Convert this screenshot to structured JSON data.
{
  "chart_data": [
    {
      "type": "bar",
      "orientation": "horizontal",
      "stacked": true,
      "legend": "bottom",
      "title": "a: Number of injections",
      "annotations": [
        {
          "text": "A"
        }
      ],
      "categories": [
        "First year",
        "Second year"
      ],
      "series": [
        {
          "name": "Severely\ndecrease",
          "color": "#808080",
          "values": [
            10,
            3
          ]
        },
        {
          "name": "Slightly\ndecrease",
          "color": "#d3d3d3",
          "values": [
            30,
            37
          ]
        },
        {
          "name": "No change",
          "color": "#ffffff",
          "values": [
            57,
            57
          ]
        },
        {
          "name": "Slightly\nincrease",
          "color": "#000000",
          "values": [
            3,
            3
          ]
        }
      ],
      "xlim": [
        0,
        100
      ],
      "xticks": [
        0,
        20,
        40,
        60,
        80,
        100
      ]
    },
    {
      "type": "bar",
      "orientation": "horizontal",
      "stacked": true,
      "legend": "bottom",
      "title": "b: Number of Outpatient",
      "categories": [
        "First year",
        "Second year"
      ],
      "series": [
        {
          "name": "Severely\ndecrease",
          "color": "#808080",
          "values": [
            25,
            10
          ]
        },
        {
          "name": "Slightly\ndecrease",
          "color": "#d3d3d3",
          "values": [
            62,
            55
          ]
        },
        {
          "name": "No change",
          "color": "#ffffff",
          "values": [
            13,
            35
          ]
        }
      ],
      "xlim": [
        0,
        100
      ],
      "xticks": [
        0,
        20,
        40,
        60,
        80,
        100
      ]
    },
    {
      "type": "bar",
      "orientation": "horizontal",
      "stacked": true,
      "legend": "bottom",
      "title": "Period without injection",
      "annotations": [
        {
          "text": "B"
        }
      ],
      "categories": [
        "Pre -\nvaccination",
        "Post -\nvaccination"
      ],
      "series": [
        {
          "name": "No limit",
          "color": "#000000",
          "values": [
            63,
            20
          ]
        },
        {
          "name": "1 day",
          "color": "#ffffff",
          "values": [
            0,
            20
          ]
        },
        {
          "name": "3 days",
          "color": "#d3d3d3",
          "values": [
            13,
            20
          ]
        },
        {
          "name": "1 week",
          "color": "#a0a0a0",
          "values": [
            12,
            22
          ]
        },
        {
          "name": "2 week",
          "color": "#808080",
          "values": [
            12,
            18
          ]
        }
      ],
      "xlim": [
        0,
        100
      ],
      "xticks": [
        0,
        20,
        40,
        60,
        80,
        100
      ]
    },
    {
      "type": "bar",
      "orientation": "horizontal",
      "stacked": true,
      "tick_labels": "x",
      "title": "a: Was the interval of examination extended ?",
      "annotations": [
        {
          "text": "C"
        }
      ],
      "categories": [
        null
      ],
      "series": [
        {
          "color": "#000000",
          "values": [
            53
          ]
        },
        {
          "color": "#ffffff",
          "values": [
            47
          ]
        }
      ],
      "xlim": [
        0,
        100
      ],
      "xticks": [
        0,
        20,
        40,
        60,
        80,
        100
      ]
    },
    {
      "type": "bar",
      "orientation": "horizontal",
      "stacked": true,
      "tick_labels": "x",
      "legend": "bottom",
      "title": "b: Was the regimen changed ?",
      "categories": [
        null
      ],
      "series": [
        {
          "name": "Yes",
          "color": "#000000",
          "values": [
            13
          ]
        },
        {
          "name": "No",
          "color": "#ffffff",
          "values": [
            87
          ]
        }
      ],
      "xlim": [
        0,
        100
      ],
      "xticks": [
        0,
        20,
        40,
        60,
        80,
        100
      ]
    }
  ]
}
━━━━━━━━━━━━━━━━
• Work instructions: Repeat every entry exactly as written above.

• Output of the task:
Convert this screenshot to structured JSON data.
{
  "chart_data": [
    {
      "type": "bar",
      "orientation": "horizontal",
      "stacked": true,
      "legend": "bottom",
      "title": "a: Number of injections",
      "annotations": [
        {
          "text": "A"
        }
      ],
      "categories": [
        "First year",
        "Second year"
      ],
      "series": [
        {
          "name": "Severely\ndecrease",
          "color": "#808080",
          "values": [
            10,
            3
          ]
        },
        {
          "name": "Slightly\ndecrease",
          "color": "#d3d3d3",
          "values": [
            30,
            37
          ]
        },
        {
          "name": "No change",
          "color": "#ffffff",
          "values": [
            57,
            57
          ]
        },
        {
          "name": "Slightly\nincrease",
          "color": "#000000",
          "values": [
            3,
            3
          ]
        }
      ],
      "xlim": [
        0,
        100
      ],
      "xticks": [
        0,
        20,
        40,
        60,
        80,
        100
      ]
    },
    {
      "type": "bar",
      "orientation": "horizontal",
      "stacked": true,
      "legend": "bottom",
      "title": "b: Number of Outpatient",
      "categories": [
        "First year",
        "Second year"
      ],
      "series": [
        {
          "name": "Severely\ndecrease",
          "color": "#808080",
          "values": [
            25,
            10
          ]
        },
        {
          "name": "Slightly\ndecrease",
          "color": "#d3d3d3",
          "values": [
            62,
            55
          ]
        },
        {
          "name": "No change",
          "color": "#ffffff",
          "values": [
            13,
            35
          ]
        }
      ],
      "xlim": [
        0,
        100
      ],
      "xticks": [
        0,
        20,
        40,
        60,
        80,
        100
      ]
    },
    {
      "type": "bar",
      "orientation": "horizontal",
      "stacked": true,
      "legend": "bottom",
      "title": "Period without injection",
      "annotations": [
        {
          "text": "B"
        }
      ],
      "categories": [
        "Pre -\nvaccination",
        "Post -\nvaccination"
      ],
      "series": [
        {
          "name": "No limit",
          "color": "#000000",
          "values": [
            63,
            20
          ]
        },
        {
          "name": "1 day",
          "color": "#ffffff",
          "values": [
            0,
            20
          ]
        },
        {
          "name": "3 days",
          "color": "#d3d3d3",
          "values": [
            13,
            20
          ]
        },
        {
          "name": "1 week",
          "color": "#a0a0a0",
          "values": [
            12,
            22
          ]
        },
        {
          "name": "2 week",
          "color": "#808080",
          "values": [
            12,
            18
          ]
        }
      ],
      "xlim": [
        0,
        100
      ],
      "xticks": [
        0,
        20,
        40,
        60,
        80,
        100
      ]
    },
    {
      "type": "bar",
      "orientation": "horizontal",
      "stacked": true,
      "tick_labels": "x",
      "title": "a: Was the interval of examination extended ?",
      "annotations": [
        {
          "text": "C"
        }
      ],
      "categories": [
        null
      ],
      "series": [
        {
          "color": "#000000",
          "values": [
            53
          ]
        },
        {
          "color": "#ffffff",
          "values": [
            47
          ]
        }
      ],
      "xlim": [
        0,
        100
      ],
      "xticks": [
        0,
        20,
        40,
        60,
        80,
        100
      ]
    },
    {
      "type": "bar",
      "orientation": "horizontal",
      "stacked": true,
      "tick_labels": "x",
      "legend": "bottom",
      "title": "b: Was the regimen changed ?",
      "categories": [
        null
      ],
      "series": [
        {
          "name": "Yes",
          "color": "#000000",
          "values": [
            13
          ]
        },
        {
          "name": "No",
          "color": "#ffffff",
          "values": [
            87
          ]
        }
      ],
      "xlim": [
        0,
        100
      ],
      "xticks": [
        0,
        20,
        40,
        60,
        80,
        100
      ]
    }
  ]
}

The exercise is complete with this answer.